Stored data entries
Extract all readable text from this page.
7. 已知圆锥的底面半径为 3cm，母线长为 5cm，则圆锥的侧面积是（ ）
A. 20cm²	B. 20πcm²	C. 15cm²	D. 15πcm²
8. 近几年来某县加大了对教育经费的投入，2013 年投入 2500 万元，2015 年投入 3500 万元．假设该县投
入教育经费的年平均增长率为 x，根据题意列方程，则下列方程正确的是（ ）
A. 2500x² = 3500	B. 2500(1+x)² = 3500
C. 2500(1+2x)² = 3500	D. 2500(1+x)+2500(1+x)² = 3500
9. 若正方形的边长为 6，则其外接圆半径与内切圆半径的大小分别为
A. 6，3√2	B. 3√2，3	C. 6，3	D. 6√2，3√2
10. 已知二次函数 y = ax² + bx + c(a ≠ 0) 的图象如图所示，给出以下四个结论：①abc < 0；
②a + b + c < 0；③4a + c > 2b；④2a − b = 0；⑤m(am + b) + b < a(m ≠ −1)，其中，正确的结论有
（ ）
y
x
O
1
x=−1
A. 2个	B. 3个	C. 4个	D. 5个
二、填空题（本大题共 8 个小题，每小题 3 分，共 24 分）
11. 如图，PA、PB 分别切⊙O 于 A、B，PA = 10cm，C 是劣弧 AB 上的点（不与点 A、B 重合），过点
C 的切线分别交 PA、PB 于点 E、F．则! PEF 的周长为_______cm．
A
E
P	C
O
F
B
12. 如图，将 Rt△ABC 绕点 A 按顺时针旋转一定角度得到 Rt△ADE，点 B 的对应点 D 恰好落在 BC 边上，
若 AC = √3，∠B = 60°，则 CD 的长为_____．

AIM:
Exactly reproduce every line found in the records.

RESPONSE:
Extract all readable text from this page.
7. 已知圆锥的底面半径为 3cm，母线长为 5cm，则圆锥的侧面积是（ ）
A. 20cm²	B. 20πcm²	C. 15cm²	D. 15πcm²
8. 近几年来某县加大了对教育经费的投入，2013 年投入 2500 万元，2015 年投入 3500 万元．假设该县投
入教育经费的年平均增长率为 x，根据题意列方程，则下列方程正确的是（ ）
A. 2500x² = 3500	B. 2500(1+x)² = 3500
C. 2500(1+2x)² = 3500	D. 2500(1+x)+2500(1+x)² = 3500
9. 若正方形的边长为 6，则其外接圆半径与内切圆半径的大小分别为
A. 6，3√2	B. 3√2，3	C. 6，3	D. 6√2，3√2
10. 已知二次函数 y = ax² + bx + c(a ≠ 0) 的图象如图所示，给出以下四个结论：①abc < 0；
②a + b + c < 0；③4a + c > 2b；④2a − b = 0；⑤m(am + b) + b < a(m ≠ −1)，其中，正确的结论有
（ ）
y
x
O
1
x=−1
A. 2个	B. 3个	C. 4个	D. 5个
二、填空题（本大题共 8 个小题，每小题 3 分，共 24 分）
11. 如图，PA、PB 分别切⊙O 于 A、B，PA = 10cm，C 是劣弧 AB 上的点（不与点 A、B 重合），过点
C 的切线分别交 PA、PB 于点 E、F．则! PEF 的周长为_______cm．
A
E
P	C
O
F
B
12. 如图，将 Rt△ABC 绕点 A 按顺时针旋转一定角度得到 Rt△ADE，点 B 的对应点 D 恰好落在 BC 边上，
若 AC = √3，∠B = 60°，则 CD 的长为_____．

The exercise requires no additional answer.